Figure collection entries
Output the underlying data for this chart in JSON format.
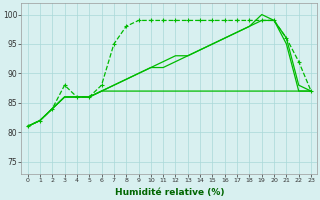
{
  "xlabel": "Humidité relative (%)",
  "bg_color": "#d8f0f0",
  "grid_color": "#aad8d8",
  "line_color": "#00bb00",
  "xlim": [
    -0.5,
    23.5
  ],
  "ylim": [
    73,
    102
  ],
  "yticks": [
    75,
    80,
    85,
    90,
    95,
    100
  ],
  "xticks": [
    0,
    1,
    2,
    3,
    4,
    5,
    6,
    7,
    8,
    9,
    10,
    11,
    12,
    13,
    14,
    15,
    16,
    17,
    18,
    19,
    20,
    21,
    22,
    23
  ],
  "line1_x": [
    0,
    1,
    2,
    3,
    4,
    5,
    6,
    7,
    8,
    9,
    10,
    11,
    12,
    13,
    14,
    15,
    16,
    17,
    18,
    19,
    20,
    21,
    22,
    23
  ],
  "line1_y": [
    81,
    82,
    84,
    88,
    86,
    86,
    88,
    95,
    98,
    99,
    99,
    99,
    99,
    99,
    99,
    99,
    99,
    99,
    99,
    99,
    99,
    96,
    92,
    87
  ],
  "line2_x": [
    0,
    1,
    2,
    3,
    4,
    5,
    6,
    7,
    8,
    9,
    10,
    11,
    12,
    13,
    14,
    15,
    16,
    17,
    18,
    19,
    20,
    21,
    22,
    23
  ],
  "line2_y": [
    81,
    82,
    84,
    86,
    86,
    86,
    87,
    88,
    89,
    90,
    91,
    92,
    93,
    93,
    94,
    95,
    96,
    97,
    98,
    100,
    99,
    96,
    88,
    87
  ],
  "line3_x": [
    0,
    1,
    2,
    3,
    4,
    5,
    6,
    7,
    8,
    9,
    10,
    11,
    12,
    13,
    14,
    15,
    16,
    17,
    18,
    19,
    20,
    21,
    22,
    23
  ],
  "line3_y": [
    81,
    82,
    84,
    86,
    86,
    86,
    87,
    88,
    89,
    90,
    91,
    91,
    92,
    93,
    94,
    95,
    96,
    97,
    98,
    99,
    99,
    95,
    87,
    87
  ],
  "line4_x": [
    0,
    1,
    2,
    3,
    4,
    5,
    6,
    7,
    8,
    9,
    10,
    11,
    12,
    13,
    14,
    15,
    16,
    17,
    18,
    19,
    20,
    21,
    22,
    23
  ],
  "line4_y": [
    81,
    82,
    84,
    86,
    86,
    86,
    87,
    87,
    87,
    87,
    87,
    87,
    87,
    87,
    87,
    87,
    87,
    87,
    87,
    87,
    87,
    87,
    87,
    87
  ]
}
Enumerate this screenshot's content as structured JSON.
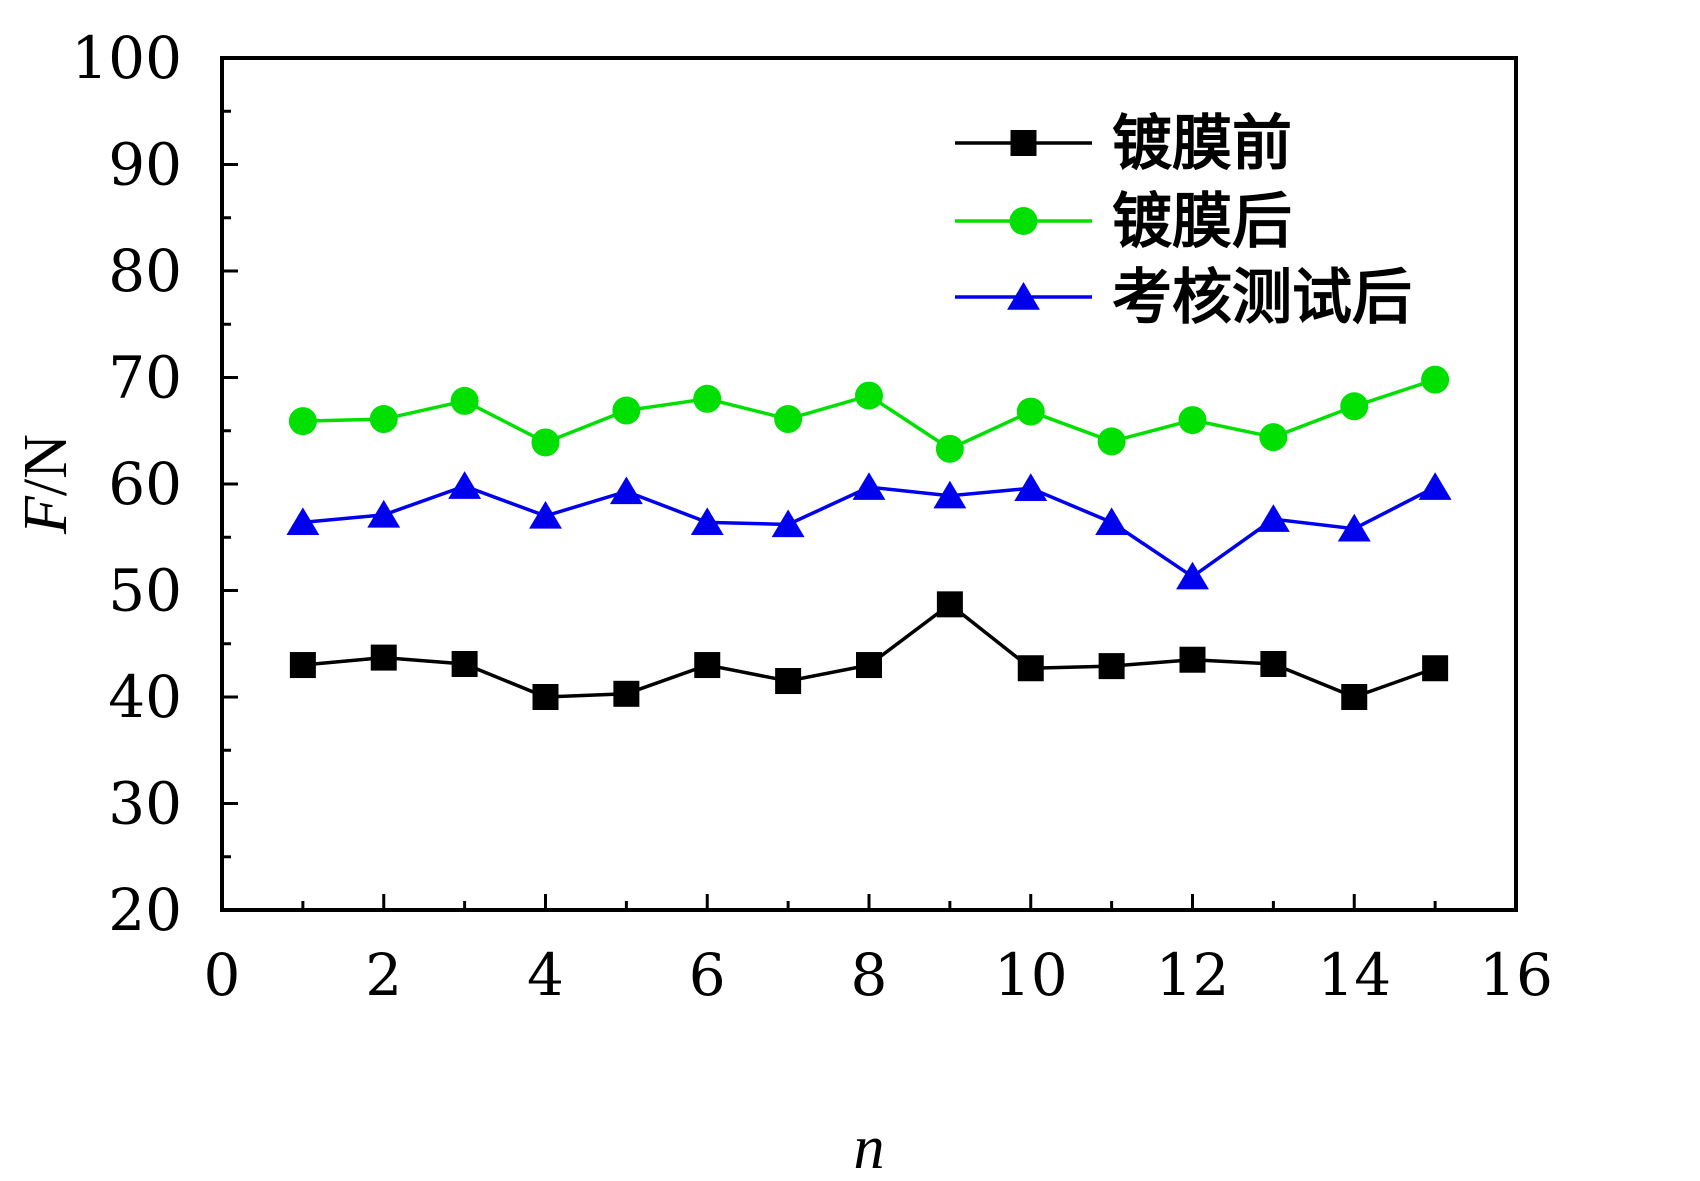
{
  "chart_data": {
    "type": "line",
    "xlabel": "n",
    "ylabel": "F/N",
    "xlim": [
      0,
      16
    ],
    "ylim": [
      20,
      100
    ],
    "xticks": [
      0,
      2,
      4,
      6,
      8,
      10,
      12,
      14,
      16
    ],
    "yticks": [
      20,
      30,
      40,
      50,
      60,
      70,
      80,
      90,
      100
    ],
    "grid": false,
    "legend_position": "top-right",
    "x": [
      1,
      2,
      3,
      4,
      5,
      6,
      7,
      8,
      9,
      10,
      11,
      12,
      13,
      14,
      15
    ],
    "series": [
      {
        "name": "镀膜前",
        "color": "#000000",
        "marker": "square",
        "values": [
          43.0,
          43.7,
          43.1,
          40.0,
          40.3,
          43.0,
          41.5,
          43.0,
          48.7,
          42.7,
          42.9,
          43.5,
          43.1,
          40.0,
          42.7
        ]
      },
      {
        "name": "镀膜后",
        "color": "#00e000",
        "marker": "circle",
        "values": [
          65.9,
          66.1,
          67.8,
          63.9,
          66.9,
          68.0,
          66.1,
          68.3,
          63.3,
          66.8,
          64.0,
          66.0,
          64.4,
          67.3,
          69.8
        ]
      },
      {
        "name": "考核测试后",
        "color": "#0000ee",
        "marker": "triangle",
        "values": [
          56.4,
          57.1,
          59.8,
          57.0,
          59.3,
          56.4,
          56.2,
          59.7,
          58.9,
          59.6,
          56.4,
          51.3,
          56.7,
          55.8,
          59.7
        ]
      }
    ]
  }
}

DESCRIPTION OF THE TASK: Identify each line of the material where the word "this" shows up, and copy it.

WORKED SOLUTION:
Output the underlying data for this chart in JSON format.
Enumerate this screenshot's content as structured JSON.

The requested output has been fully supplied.